Aim of the exercise
Restate the records below word for word, and omit the images they hold.

*** Dataset entries ***

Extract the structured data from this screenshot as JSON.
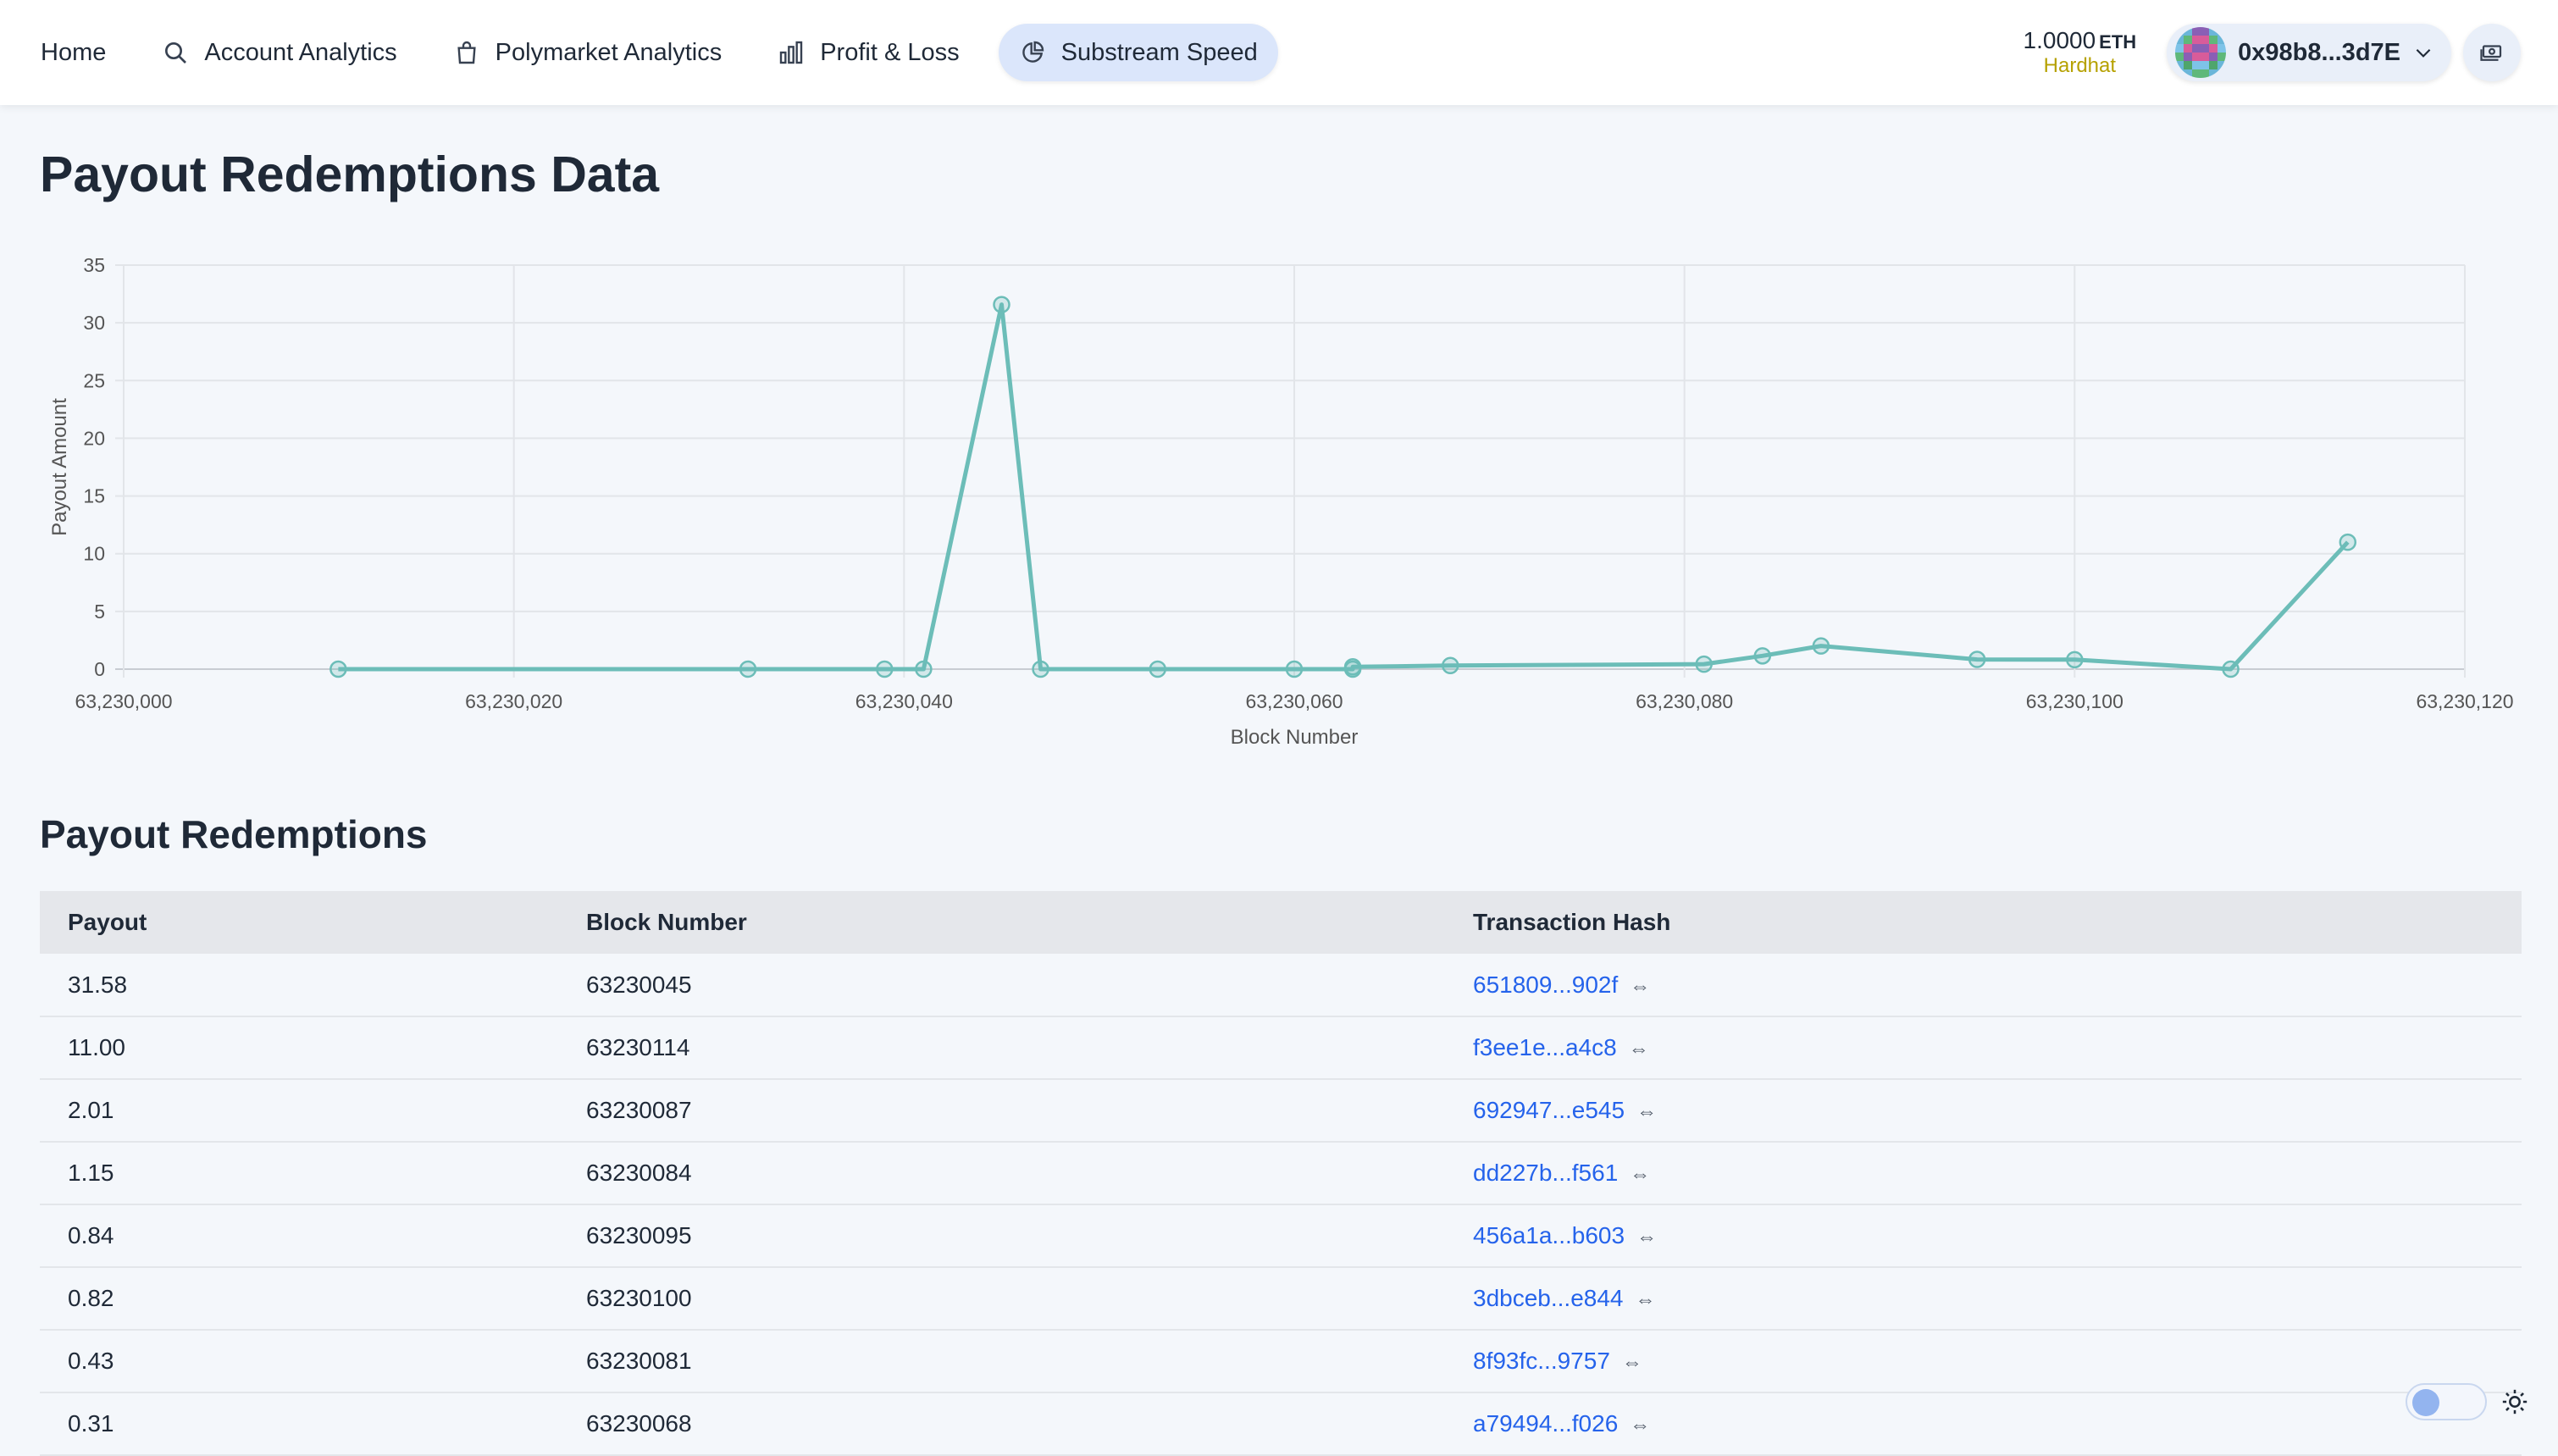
{
  "nav": {
    "items": [
      {
        "label": "Home",
        "icon": "",
        "active": false
      },
      {
        "label": "Account Analytics",
        "icon": "search-icon",
        "active": false
      },
      {
        "label": "Polymarket Analytics",
        "icon": "shopping-bag-icon",
        "active": false
      },
      {
        "label": "Profit & Loss",
        "icon": "bar-chart-icon",
        "active": false
      },
      {
        "label": "Substream Speed",
        "icon": "pie-chart-icon",
        "active": true
      }
    ],
    "balance": {
      "amount": "1.0000",
      "unit": "ETH",
      "network": "Hardhat"
    },
    "account": {
      "address": "0x98b8...3d7E"
    },
    "colors": {
      "accent_bg": "#dbe6fb",
      "network": "#b6a100"
    }
  },
  "page": {
    "title": "Payout Redemptions Data"
  },
  "chart_data": {
    "type": "line",
    "xlabel": "Block Number",
    "ylabel": "Payout Amount",
    "xlim": [
      63230000,
      63230120
    ],
    "ylim": [
      0,
      35
    ],
    "x_ticks": [
      "63,230,000",
      "63,230,020",
      "63,230,040",
      "63,230,060",
      "63,230,080",
      "63,230,100",
      "63,230,120"
    ],
    "y_ticks": [
      "0",
      "5",
      "10",
      "15",
      "20",
      "25",
      "30",
      "35"
    ],
    "grid": true,
    "line_color": "#6cbdb8",
    "points": [
      {
        "x": 63230011,
        "y": 0.0
      },
      {
        "x": 63230032,
        "y": 0.0
      },
      {
        "x": 63230039,
        "y": 0.0
      },
      {
        "x": 63230041,
        "y": 0.0
      },
      {
        "x": 63230045,
        "y": 31.58
      },
      {
        "x": 63230047,
        "y": 0.0
      },
      {
        "x": 63230053,
        "y": 0.0
      },
      {
        "x": 63230060,
        "y": 0.0
      },
      {
        "x": 63230063,
        "y": 0.0
      },
      {
        "x": 63230063,
        "y": 0.2
      },
      {
        "x": 63230068,
        "y": 0.31
      },
      {
        "x": 63230081,
        "y": 0.43
      },
      {
        "x": 63230084,
        "y": 1.15
      },
      {
        "x": 63230087,
        "y": 2.01
      },
      {
        "x": 63230095,
        "y": 0.84
      },
      {
        "x": 63230100,
        "y": 0.82
      },
      {
        "x": 63230108,
        "y": 0.0
      },
      {
        "x": 63230114,
        "y": 11.0
      }
    ]
  },
  "table": {
    "title": "Payout Redemptions",
    "headers": [
      "Payout",
      "Block Number",
      "Transaction Hash"
    ],
    "rows": [
      {
        "payout": "31.58",
        "block": "63230045",
        "hash": "651809...902f"
      },
      {
        "payout": "11.00",
        "block": "63230114",
        "hash": "f3ee1e...a4c8"
      },
      {
        "payout": "2.01",
        "block": "63230087",
        "hash": "692947...e545"
      },
      {
        "payout": "1.15",
        "block": "63230084",
        "hash": "dd227b...f561"
      },
      {
        "payout": "0.84",
        "block": "63230095",
        "hash": "456a1a...b603"
      },
      {
        "payout": "0.82",
        "block": "63230100",
        "hash": "3dbceb...e844"
      },
      {
        "payout": "0.43",
        "block": "63230081",
        "hash": "8f93fc...9757"
      },
      {
        "payout": "0.31",
        "block": "63230068",
        "hash": "a79494...f026"
      }
    ],
    "copy_symbol": "⇔"
  }
}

***

Task output
Extract the structured data from this screenshot as JSON.
{
  "nav": {
    "items": [
      {
        "label": "Home",
        "icon": "",
        "active": false
      },
      {
        "label": "Account Analytics",
        "icon": "search-icon",
        "active": false
      },
      {
        "label": "Polymarket Analytics",
        "icon": "shopping-bag-icon",
        "active": false
      },
      {
        "label": "Profit & Loss",
        "icon": "bar-chart-icon",
        "active": false
      },
      {
        "label": "Substream Speed",
        "icon": "pie-chart-icon",
        "active": true
      }
    ],
    "balance": {
      "amount": "1.0000",
      "unit": "ETH",
      "network": "Hardhat"
    },
    "account": {
      "address": "0x98b8...3d7E"
    },
    "colors": {
      "accent_bg": "#dbe6fb",
      "network": "#b6a100"
    }
  },
  "page": {
    "title": "Payout Redemptions Data"
  },
  "chart_data": {
    "type": "line",
    "xlabel": "Block Number",
    "ylabel": "Payout Amount",
    "xlim": [
      63230000,
      63230120
    ],
    "ylim": [
      0,
      35
    ],
    "x_ticks": [
      "63,230,000",
      "63,230,020",
      "63,230,040",
      "63,230,060",
      "63,230,080",
      "63,230,100",
      "63,230,120"
    ],
    "y_ticks": [
      "0",
      "5",
      "10",
      "15",
      "20",
      "25",
      "30",
      "35"
    ],
    "grid": true,
    "line_color": "#6cbdb8",
    "points": [
      {
        "x": 63230011,
        "y": 0.0
      },
      {
        "x": 63230032,
        "y": 0.0
      },
      {
        "x": 63230039,
        "y": 0.0
      },
      {
        "x": 63230041,
        "y": 0.0
      },
      {
        "x": 63230045,
        "y": 31.58
      },
      {
        "x": 63230047,
        "y": 0.0
      },
      {
        "x": 63230053,
        "y": 0.0
      },
      {
        "x": 63230060,
        "y": 0.0
      },
      {
        "x": 63230063,
        "y": 0.0
      },
      {
        "x": 63230063,
        "y": 0.2
      },
      {
        "x": 63230068,
        "y": 0.31
      },
      {
        "x": 63230081,
        "y": 0.43
      },
      {
        "x": 63230084,
        "y": 1.15
      },
      {
        "x": 63230087,
        "y": 2.01
      },
      {
        "x": 63230095,
        "y": 0.84
      },
      {
        "x": 63230100,
        "y": 0.82
      },
      {
        "x": 63230108,
        "y": 0.0
      },
      {
        "x": 63230114,
        "y": 11.0
      }
    ]
  },
  "table": {
    "title": "Payout Redemptions",
    "headers": [
      "Payout",
      "Block Number",
      "Transaction Hash"
    ],
    "rows": [
      {
        "payout": "31.58",
        "block": "63230045",
        "hash": "651809...902f"
      },
      {
        "payout": "11.00",
        "block": "63230114",
        "hash": "f3ee1e...a4c8"
      },
      {
        "payout": "2.01",
        "block": "63230087",
        "hash": "692947...e545"
      },
      {
        "payout": "1.15",
        "block": "63230084",
        "hash": "dd227b...f561"
      },
      {
        "payout": "0.84",
        "block": "63230095",
        "hash": "456a1a...b603"
      },
      {
        "payout": "0.82",
        "block": "63230100",
        "hash": "3dbceb...e844"
      },
      {
        "payout": "0.43",
        "block": "63230081",
        "hash": "8f93fc...9757"
      },
      {
        "payout": "0.31",
        "block": "63230068",
        "hash": "a79494...f026"
      }
    ],
    "copy_symbol": "⇔"
  }
}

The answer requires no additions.